#### [Objective]
The answer is a single number: how many lines hold the string "series".

+ + + + + + +

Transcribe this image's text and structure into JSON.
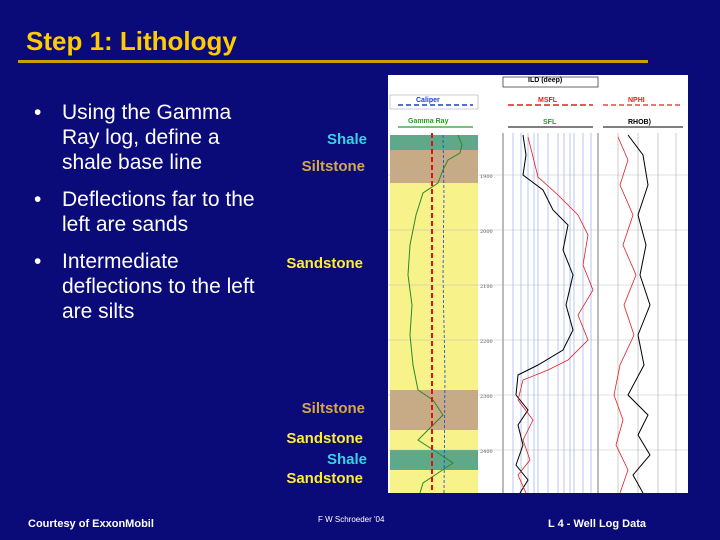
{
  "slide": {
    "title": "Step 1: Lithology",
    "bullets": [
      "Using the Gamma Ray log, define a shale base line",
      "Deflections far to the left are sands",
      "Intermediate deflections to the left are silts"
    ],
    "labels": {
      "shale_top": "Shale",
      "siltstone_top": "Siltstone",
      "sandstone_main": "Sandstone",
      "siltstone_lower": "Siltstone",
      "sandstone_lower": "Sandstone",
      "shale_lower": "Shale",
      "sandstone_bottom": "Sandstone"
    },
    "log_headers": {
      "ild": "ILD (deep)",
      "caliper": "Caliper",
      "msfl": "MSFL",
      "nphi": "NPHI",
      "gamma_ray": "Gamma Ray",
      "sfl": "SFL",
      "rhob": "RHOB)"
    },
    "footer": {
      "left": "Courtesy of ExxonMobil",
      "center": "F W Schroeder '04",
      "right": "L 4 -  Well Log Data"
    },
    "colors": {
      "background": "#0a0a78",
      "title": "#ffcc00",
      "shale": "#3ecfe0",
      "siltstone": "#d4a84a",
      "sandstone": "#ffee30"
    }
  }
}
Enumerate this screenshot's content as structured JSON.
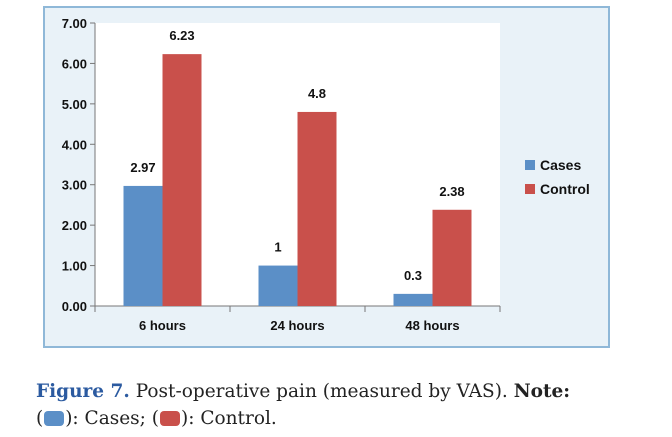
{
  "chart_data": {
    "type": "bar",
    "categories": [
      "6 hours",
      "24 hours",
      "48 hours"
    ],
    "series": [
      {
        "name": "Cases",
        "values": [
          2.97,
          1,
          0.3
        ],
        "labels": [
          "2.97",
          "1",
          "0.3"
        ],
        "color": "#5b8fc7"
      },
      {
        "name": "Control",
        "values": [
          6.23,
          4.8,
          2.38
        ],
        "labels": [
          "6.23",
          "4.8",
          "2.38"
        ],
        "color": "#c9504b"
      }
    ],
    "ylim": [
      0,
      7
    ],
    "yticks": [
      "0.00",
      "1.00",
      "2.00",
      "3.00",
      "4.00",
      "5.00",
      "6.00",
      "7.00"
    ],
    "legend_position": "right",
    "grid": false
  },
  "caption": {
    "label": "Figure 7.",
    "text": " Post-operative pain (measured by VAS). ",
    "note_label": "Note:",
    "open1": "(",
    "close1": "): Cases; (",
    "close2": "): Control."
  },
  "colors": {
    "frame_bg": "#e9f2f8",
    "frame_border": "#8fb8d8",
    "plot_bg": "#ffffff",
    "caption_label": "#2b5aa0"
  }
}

+ + + + + + +

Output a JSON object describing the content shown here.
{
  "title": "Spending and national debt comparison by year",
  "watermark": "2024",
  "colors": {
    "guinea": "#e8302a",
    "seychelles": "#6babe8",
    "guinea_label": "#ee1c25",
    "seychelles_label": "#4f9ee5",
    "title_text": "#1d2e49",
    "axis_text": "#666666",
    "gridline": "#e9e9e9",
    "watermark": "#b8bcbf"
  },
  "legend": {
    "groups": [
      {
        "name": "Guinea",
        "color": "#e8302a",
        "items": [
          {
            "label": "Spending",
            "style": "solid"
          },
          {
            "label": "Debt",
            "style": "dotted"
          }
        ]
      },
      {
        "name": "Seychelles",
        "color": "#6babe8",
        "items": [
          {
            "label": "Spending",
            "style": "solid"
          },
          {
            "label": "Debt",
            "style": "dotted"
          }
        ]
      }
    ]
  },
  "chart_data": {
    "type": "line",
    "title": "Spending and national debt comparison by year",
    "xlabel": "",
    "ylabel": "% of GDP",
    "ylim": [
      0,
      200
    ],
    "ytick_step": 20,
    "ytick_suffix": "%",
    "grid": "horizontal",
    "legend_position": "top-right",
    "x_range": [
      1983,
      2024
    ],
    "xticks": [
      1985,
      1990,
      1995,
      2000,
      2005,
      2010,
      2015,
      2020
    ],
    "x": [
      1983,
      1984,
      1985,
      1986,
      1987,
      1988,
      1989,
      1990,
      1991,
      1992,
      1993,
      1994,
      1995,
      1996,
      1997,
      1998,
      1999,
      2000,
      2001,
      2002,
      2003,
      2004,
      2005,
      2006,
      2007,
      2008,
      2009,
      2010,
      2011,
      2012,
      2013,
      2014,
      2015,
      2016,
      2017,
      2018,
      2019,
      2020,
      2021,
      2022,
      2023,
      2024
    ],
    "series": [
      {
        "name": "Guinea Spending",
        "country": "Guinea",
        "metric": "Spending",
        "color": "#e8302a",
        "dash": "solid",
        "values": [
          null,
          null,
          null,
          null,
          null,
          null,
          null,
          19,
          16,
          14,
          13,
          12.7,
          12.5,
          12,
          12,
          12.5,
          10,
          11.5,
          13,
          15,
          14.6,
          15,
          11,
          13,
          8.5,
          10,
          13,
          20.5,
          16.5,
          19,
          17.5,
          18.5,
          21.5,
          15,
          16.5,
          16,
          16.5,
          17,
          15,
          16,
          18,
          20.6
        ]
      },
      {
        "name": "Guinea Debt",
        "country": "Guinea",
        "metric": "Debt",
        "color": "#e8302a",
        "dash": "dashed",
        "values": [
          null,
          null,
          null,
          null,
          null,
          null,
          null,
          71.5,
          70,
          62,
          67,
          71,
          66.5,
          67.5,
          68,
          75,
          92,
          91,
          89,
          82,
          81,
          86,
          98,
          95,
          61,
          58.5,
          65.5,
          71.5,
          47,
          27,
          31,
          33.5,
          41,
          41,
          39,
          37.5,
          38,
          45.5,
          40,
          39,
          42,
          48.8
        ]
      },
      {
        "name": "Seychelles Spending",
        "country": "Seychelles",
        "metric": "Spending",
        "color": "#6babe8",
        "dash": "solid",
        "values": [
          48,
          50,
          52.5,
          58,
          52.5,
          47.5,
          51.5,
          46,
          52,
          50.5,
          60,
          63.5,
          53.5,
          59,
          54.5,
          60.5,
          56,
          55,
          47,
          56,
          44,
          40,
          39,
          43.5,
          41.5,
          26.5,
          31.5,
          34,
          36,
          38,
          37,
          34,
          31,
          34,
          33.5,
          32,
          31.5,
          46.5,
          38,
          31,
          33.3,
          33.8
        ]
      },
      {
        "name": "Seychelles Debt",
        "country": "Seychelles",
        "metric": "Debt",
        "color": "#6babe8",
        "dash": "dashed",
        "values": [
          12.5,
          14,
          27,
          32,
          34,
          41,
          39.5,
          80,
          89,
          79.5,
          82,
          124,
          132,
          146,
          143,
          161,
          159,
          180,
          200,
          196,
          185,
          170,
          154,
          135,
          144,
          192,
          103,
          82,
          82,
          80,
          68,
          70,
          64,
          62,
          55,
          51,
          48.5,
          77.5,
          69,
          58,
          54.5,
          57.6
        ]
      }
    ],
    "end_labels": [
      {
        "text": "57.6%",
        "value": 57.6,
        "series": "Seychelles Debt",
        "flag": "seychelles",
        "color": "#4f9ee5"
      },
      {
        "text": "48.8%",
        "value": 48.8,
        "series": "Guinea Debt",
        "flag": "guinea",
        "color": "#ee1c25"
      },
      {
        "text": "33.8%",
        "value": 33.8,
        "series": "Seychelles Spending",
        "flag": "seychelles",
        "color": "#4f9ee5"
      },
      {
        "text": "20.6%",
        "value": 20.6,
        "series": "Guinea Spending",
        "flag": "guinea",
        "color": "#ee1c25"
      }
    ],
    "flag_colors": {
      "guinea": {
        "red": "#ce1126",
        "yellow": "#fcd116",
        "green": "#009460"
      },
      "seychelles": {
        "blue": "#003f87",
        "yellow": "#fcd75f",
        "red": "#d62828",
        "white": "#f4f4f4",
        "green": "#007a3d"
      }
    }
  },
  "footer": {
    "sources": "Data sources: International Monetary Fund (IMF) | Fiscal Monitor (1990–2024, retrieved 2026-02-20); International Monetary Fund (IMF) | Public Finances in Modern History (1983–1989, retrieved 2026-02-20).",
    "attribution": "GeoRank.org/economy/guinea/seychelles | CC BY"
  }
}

+ + + + + + +

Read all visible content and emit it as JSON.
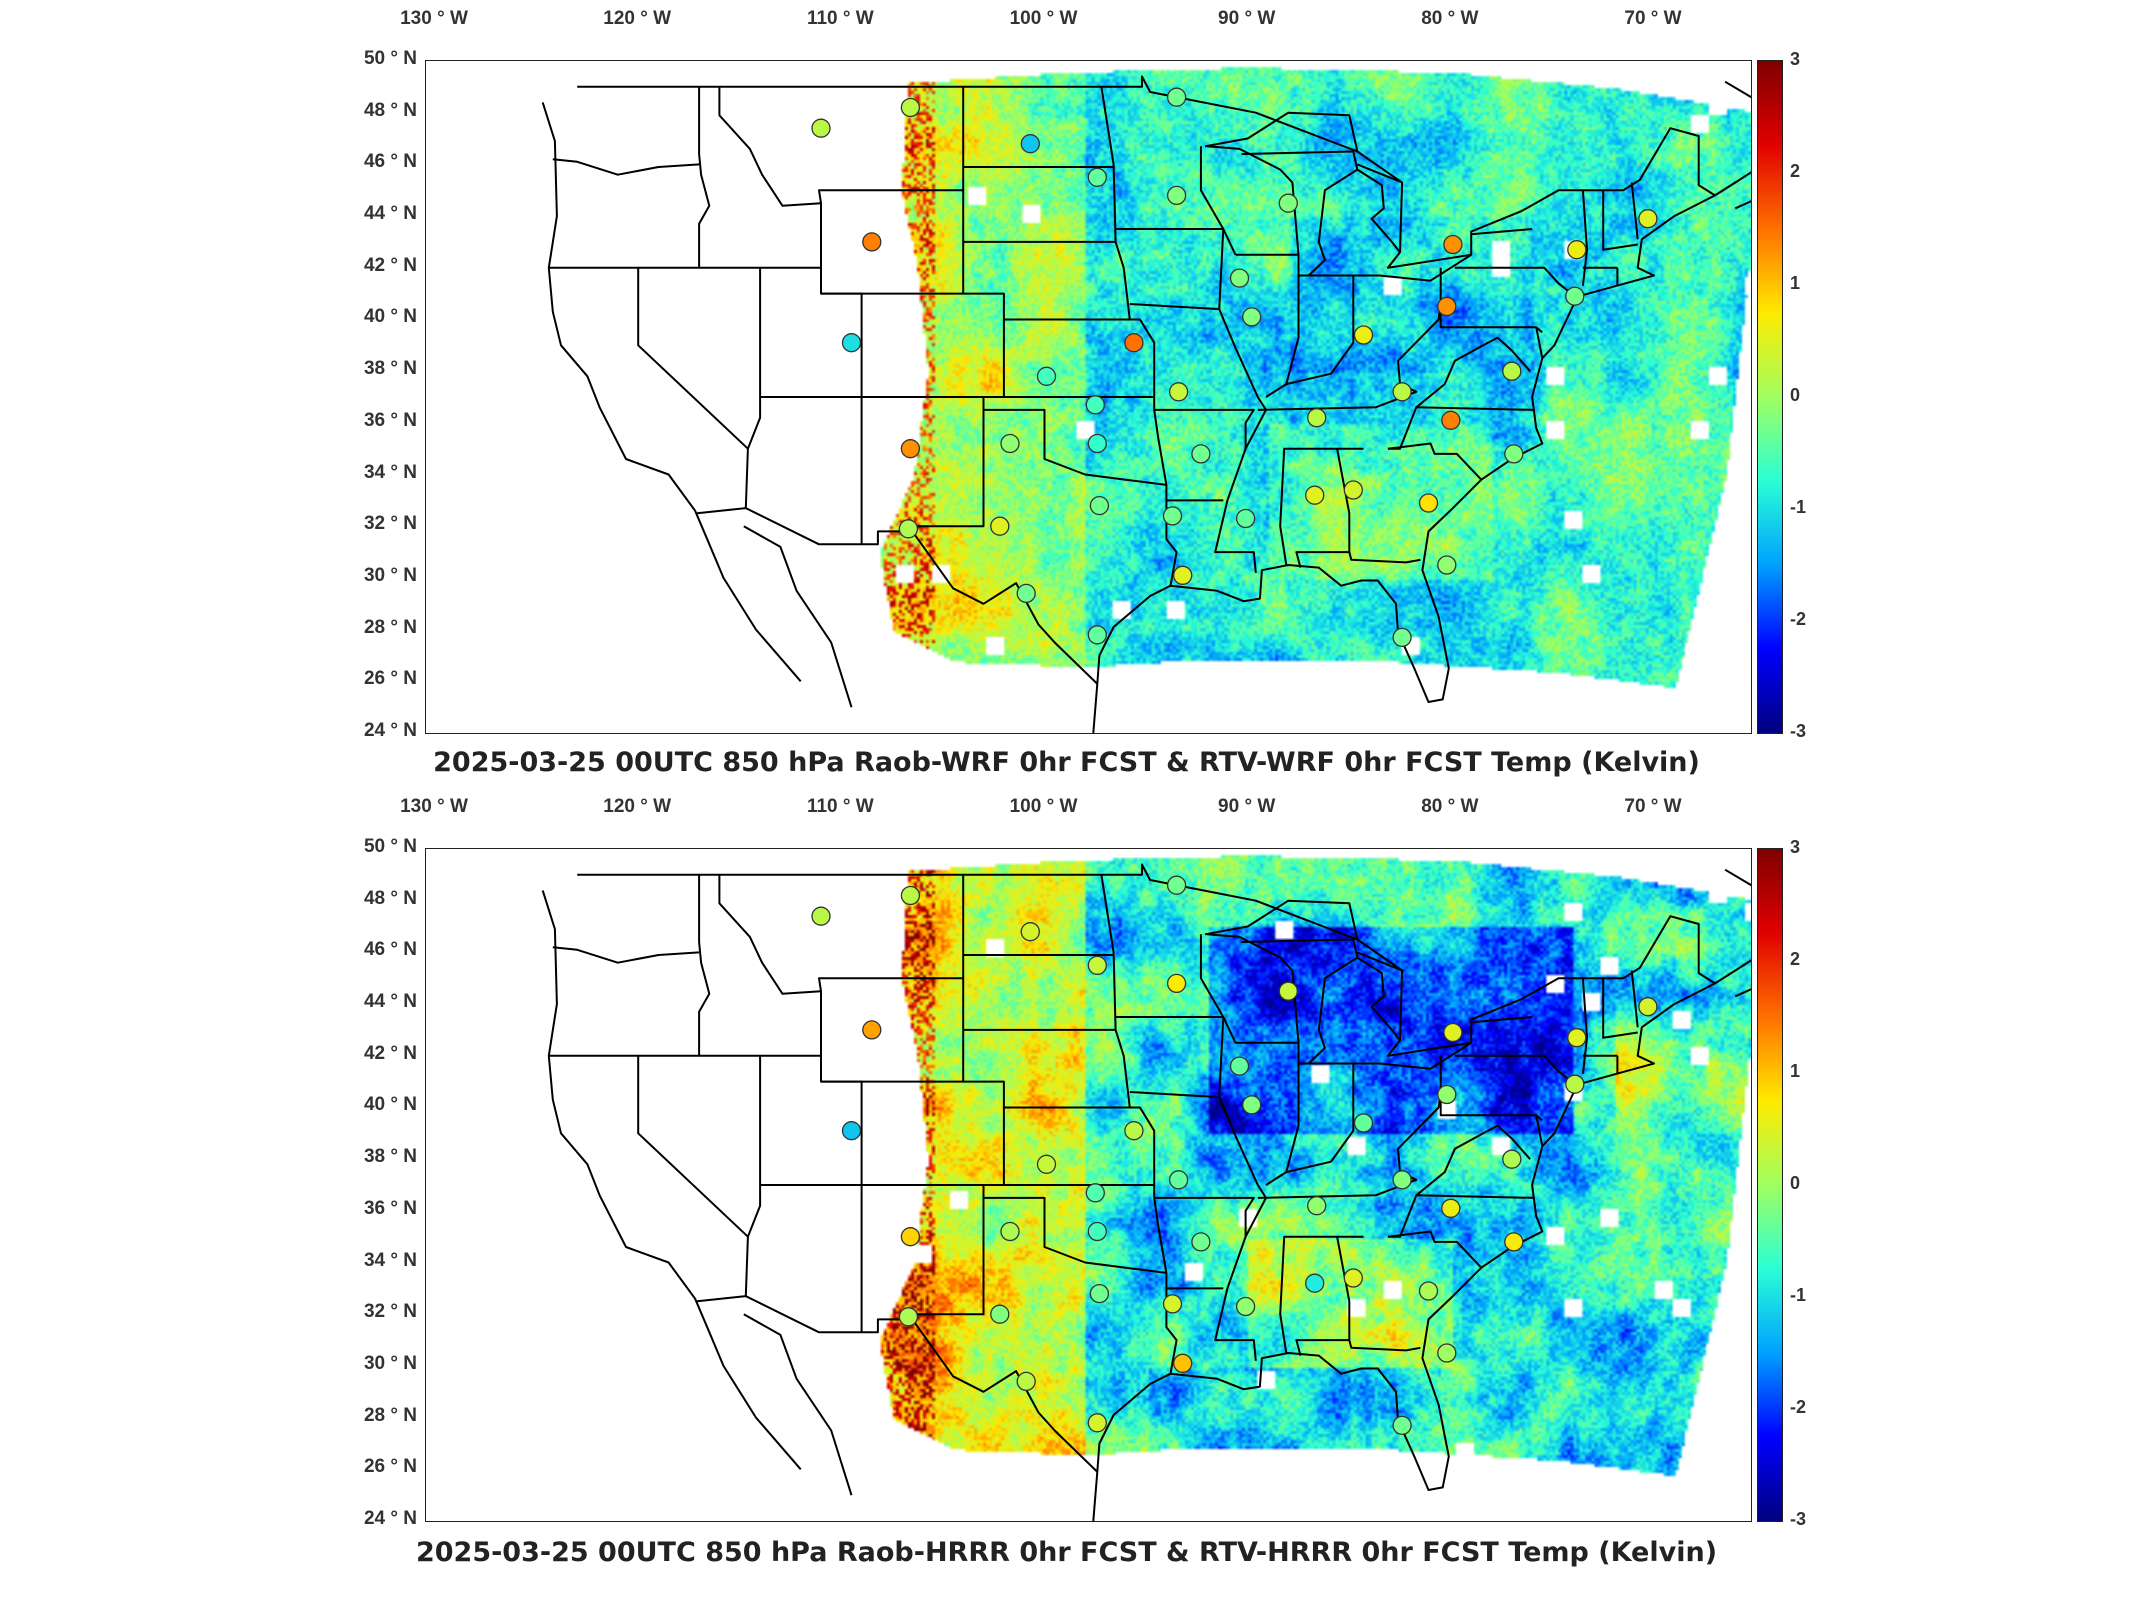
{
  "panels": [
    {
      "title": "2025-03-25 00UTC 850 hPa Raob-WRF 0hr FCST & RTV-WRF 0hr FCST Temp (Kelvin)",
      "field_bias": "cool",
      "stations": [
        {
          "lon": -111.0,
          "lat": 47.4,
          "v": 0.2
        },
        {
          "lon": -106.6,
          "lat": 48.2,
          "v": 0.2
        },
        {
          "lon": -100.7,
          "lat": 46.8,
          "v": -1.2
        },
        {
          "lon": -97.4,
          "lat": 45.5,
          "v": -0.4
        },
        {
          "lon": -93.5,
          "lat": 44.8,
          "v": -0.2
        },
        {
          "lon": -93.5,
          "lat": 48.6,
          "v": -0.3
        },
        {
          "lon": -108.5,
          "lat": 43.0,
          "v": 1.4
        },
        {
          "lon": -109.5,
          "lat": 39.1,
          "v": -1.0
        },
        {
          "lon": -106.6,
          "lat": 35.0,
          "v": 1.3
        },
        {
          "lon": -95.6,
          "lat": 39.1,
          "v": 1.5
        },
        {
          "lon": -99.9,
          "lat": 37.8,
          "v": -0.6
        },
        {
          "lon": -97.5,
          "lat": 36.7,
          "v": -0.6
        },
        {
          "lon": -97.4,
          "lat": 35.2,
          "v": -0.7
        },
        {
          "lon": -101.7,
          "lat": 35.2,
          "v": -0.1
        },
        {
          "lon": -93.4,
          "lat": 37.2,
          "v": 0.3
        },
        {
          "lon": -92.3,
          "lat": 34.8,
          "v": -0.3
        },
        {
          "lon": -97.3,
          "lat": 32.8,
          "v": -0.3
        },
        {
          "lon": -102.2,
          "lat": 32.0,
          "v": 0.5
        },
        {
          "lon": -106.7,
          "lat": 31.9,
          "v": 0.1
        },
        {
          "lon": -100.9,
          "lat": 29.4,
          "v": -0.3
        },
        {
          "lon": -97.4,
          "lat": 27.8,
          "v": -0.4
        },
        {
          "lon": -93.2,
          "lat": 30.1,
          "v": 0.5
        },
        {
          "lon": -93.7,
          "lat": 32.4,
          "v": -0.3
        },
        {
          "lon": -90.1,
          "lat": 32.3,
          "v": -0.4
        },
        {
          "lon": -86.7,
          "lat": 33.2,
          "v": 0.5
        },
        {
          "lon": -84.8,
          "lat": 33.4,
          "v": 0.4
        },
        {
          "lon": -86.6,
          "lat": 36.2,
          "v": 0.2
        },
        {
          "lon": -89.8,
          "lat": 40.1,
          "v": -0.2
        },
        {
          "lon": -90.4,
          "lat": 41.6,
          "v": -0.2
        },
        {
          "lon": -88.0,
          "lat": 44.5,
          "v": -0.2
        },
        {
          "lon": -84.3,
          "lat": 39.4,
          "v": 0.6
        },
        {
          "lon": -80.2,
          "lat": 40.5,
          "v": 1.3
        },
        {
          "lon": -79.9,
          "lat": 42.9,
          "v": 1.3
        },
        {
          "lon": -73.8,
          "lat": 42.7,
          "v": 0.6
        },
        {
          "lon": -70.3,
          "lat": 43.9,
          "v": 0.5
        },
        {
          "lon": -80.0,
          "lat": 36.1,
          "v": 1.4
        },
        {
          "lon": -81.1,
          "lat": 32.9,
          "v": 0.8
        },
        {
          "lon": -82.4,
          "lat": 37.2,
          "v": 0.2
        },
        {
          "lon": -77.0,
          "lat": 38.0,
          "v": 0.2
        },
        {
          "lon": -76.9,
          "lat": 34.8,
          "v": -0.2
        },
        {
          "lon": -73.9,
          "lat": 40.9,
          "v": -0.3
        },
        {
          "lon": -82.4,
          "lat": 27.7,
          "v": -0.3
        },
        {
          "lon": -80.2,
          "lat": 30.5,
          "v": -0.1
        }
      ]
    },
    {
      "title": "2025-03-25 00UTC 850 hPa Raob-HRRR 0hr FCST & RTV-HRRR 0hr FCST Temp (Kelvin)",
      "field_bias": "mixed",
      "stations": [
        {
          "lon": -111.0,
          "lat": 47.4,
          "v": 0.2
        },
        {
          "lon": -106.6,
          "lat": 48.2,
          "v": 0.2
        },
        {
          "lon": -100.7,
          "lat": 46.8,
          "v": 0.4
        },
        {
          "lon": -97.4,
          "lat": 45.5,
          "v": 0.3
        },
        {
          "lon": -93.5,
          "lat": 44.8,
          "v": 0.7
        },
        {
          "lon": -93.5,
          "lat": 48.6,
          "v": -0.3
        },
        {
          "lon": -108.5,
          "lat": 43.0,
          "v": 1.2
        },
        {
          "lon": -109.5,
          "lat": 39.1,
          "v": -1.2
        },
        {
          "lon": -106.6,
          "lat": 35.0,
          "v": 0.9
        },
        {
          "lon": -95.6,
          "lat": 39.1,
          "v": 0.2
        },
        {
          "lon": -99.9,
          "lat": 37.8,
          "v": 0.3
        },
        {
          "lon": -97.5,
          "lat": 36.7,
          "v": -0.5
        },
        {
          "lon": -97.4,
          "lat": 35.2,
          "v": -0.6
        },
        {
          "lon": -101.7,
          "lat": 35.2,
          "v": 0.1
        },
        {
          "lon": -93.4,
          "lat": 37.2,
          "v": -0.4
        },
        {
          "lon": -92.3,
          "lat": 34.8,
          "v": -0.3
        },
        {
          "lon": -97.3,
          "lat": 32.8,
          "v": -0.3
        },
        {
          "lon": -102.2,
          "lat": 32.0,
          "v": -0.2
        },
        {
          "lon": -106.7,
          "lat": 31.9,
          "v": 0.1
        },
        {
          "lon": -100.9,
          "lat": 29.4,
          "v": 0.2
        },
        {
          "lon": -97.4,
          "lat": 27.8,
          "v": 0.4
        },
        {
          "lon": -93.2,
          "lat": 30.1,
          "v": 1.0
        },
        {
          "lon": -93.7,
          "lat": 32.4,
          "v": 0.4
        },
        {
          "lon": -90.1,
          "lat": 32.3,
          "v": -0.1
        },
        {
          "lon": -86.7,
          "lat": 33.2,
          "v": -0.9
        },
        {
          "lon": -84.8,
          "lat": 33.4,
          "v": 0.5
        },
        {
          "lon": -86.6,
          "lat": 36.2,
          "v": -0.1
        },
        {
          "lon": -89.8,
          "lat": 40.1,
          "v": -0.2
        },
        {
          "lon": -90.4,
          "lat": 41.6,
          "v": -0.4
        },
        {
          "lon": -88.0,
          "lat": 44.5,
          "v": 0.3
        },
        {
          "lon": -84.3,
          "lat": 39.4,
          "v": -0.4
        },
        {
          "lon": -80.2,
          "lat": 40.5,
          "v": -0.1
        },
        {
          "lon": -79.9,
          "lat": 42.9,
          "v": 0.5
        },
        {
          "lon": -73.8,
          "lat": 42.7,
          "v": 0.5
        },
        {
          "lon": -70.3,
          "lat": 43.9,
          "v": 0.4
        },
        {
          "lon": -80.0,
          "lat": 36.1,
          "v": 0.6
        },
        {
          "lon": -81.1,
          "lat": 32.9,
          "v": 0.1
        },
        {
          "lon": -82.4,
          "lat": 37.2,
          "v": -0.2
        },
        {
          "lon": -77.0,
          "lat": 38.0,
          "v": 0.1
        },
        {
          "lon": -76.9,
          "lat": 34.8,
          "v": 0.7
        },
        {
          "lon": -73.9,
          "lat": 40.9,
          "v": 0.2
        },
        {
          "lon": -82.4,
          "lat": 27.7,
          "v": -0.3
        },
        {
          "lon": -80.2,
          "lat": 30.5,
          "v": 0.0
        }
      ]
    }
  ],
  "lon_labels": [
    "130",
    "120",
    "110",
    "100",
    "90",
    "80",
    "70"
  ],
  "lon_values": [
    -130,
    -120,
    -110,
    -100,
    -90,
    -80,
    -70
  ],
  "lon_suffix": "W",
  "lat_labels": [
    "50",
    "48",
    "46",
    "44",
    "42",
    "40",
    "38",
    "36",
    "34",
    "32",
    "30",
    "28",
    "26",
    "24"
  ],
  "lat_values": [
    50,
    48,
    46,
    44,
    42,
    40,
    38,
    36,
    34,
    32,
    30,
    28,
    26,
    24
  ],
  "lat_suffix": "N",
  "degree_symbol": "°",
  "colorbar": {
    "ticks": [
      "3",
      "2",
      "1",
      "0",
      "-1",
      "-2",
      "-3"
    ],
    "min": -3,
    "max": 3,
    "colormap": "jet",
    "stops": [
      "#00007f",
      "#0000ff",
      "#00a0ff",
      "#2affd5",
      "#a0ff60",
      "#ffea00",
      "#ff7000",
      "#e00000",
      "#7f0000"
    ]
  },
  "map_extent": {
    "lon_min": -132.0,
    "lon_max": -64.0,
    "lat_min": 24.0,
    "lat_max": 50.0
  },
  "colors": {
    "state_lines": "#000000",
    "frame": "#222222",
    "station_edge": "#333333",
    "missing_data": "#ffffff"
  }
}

+ + + + + + +

#### [The result]
6